| TEXTAUSZUG |

Polistina: Davon bleiben circa 1500 Euro, und genauso hoch ist die Miete für die Drei-Zimmer-Wohnung unserer Familie. Es zeichnet sich ab, dass die Bezahlung ein Problem für den Journalismus wird. Man fängt mit viel Begeisterung und Idealismus an, aber von Idealismus kann keiner leben, erst recht nicht, wenn man eine Familie gründet. Dann kommt die harte Realität.

Warum wollten Sie zur SZ?

Polistina: Ich bin Italienerin, auch in Italien aufgewachsen. Mein Leben in Deutschland habe ich in München begonnen, mit 19, im Olympiadorf, in einem der Bungalows dort.

Ude: Ah, im Frauendorf.

Polistina: Nee, gemischt.

Ude: 1972 war dies das Olympische Frauendorf.

Polistina: Ah, okay. Ich kam 2006 für ein Studienjahr hierher. Und dann ist die SZ natürlich die erste Zeitung, die man kennenlernt. Sie ist eine der wenigen Zeitungen in Deutschland, bei denen ich von Qualitätsjournalismus sprechen würde.

Warum wollten Sie Journalistin werden?

Polistina: Das wollte ich schon mit 15 oder 16. Man kann viel sehen, erleben und mit Menschen sprechen. Man geht vielleicht nicht so in die Tiefe wie jemand, der sein Leben lang Experte für etwas ist. Dafür ist die Breite so immens.

Und warum wollten Sie es in Deutschland werden statt in Italien?

Polistina: Na ja, schon in Deutschland ist die Branche schwierig. In Italien habe ich es zwei Jahre lang versucht, als freie Mitarbeiterin der Tageszeitung Corriere del Trentino. Das Abc des Journalismus habe ich dort gelernt, aber ich konnte von dem Geld dort nicht leben. Und man kann sich auch gar nicht für ein Volontariat bewerben. Das wird einem angeboten, nachdem man fünf oder zehn Jahre mitgearbeitet hat. Außerdem hatte ich Lust, nochmal ins Ausland zu gehen. Also bin ich zurück nach Deutschland. Zuerst habe ich etwas anderes gemacht, in einer Firma für Medienanalyse in Köln gearbeitet. Ich musste ja die Sprache weiter lernen.

Das ist eine unfassbare Leistung: mit einer fremden Sprache als Werkzeug der täglichen Arbeit klarzukommen.

Ude: Und wie.

Polistina: Sagen wir mal so, es ist jeden Tag ein kleiner Kampf. Das Lustige ist, eine kleine Meldung über einen Autounfall, die für die meisten Kolleginnen und Kollegen ganz leicht ist, ist für mich viel schwieriger als ein politischer Text. Weil man da mit der Sprache nicht spielen kann, sondern ganz präzise formulieren muss.

| DARGESTELLTE DATEN |
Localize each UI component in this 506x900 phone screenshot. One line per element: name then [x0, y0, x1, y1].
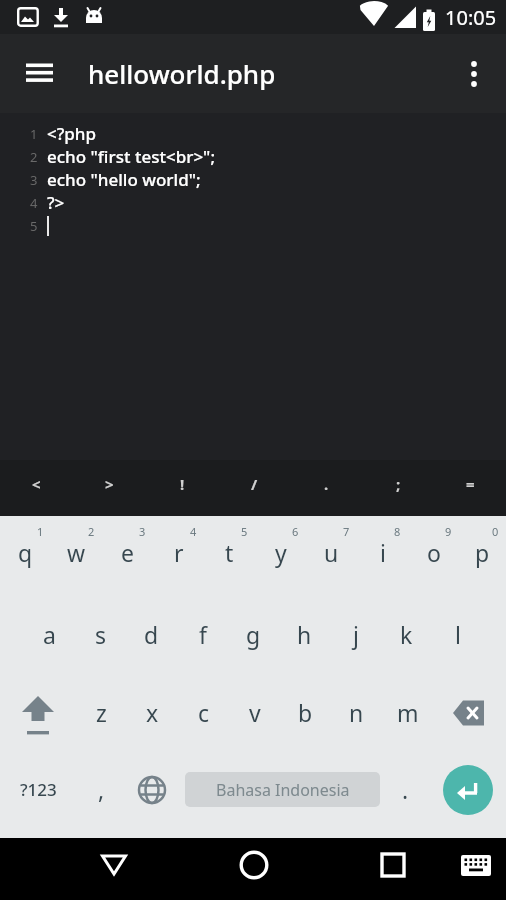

| AUFGABEN |
a) Gib aus dem Interview den Abschnitt wortgetreu wieder, der bei den Worten „Warum wollten Sie Journalistin“ beginnt und nach „die Breite so immens.“ aufhört.
b) Setze das Interview nach seinem letzten Satz fort.
Die Auflistung ist dabei ohne Bedeutung.

| GELÖSTE AUFGABEN |
a)
Warum wollten Sie Journalistin werden?

Polistina: Das wollte ich schon mit 15 oder 16. Man kann viel sehen, erleben und mit Menschen sprechen. Man geht vielleicht nicht so in die Tiefe wie jemand, der sein Leben lang Experte für etwas ist. Dafür ist die Breite so immens.

b)
Und Sie bekamen auch keine Einladung vom stellvertretenden Chefredakteur wie damals Herr Ude, sondern Sie mussten zum Vorstellungsgespräch. Waren wir sehr streng?

Polistina: Ich war so aufgeregt. Auf der Fahrt hierher im Auto haben mein Freund und ich geprobt, was antworte ich auf die typischen Fragen: Wo sehen Sie sich in fünf Jahren? Was gefällt Ihnen an der SZ? Zum ersten Mal in diesem großen Haus. Ich dachte, das kann nicht funktionieren. Wegen der Sprache. Das werden die merken. Man sieht in den Medien ja niemals Journalistinnen und Journalisten, die einen Akzent haben. Man trifft fast nur Menschen, die deutsche Nachnamen haben, wie Kister und Esslinger.

Dabei suchen wir ausdrücklich nach jungen Menschen, denen man schon an Vor und Nachnamen anmerkt, dass ihre Vorfahren nicht schon seit 500 Jahren hier sind.

Polistina: Aber das weiß man ja vorher nicht. Ich dachte mir, versuch's einfach mal, im schlimmsten Fall hab ich den Chefredakteur der SZ für eine Stunde kennengelernt.

Ude: Zu meiner Zeit gab es nicht nur keine Menschen mit Migrationshintergrund. Die Zusammensetzung war noch viel schmaler. Bei allen Volontären wusste man, dass die Eltern auch Journalisten waren, wie bei mir. Eindringlinge aus anderen Milieus gab es so gut wie nicht. Auf die Idee, dass Kinder von Gastarbeitern gleich Redakteur würden, kam in den Sechzigerjahren kein Mensch, nicht einmal ein Interessenvertreter der Gastarbeiter.

Polistina: Trotzdem kann ich verstehen, dass auch heute noch vor allem Akademikerkinder in unseren Beruf wollen. Weil sie sich das erlauben können. Man muss ganz viele schlecht bezahlte Praktika machen, bevor man überhaupt Zugang findet zu einer Redaktion. Und dann ist es unsicher, ob man hineinkommt. Junge Menschen aus ärmeren Schichten suchen sich lieber etwas, das sicherer ist als die Perspektive Journalismus.

Herr Ude, haben Sie als Volontär nur geschrieben, oder wurden Sie auch ausgebildet?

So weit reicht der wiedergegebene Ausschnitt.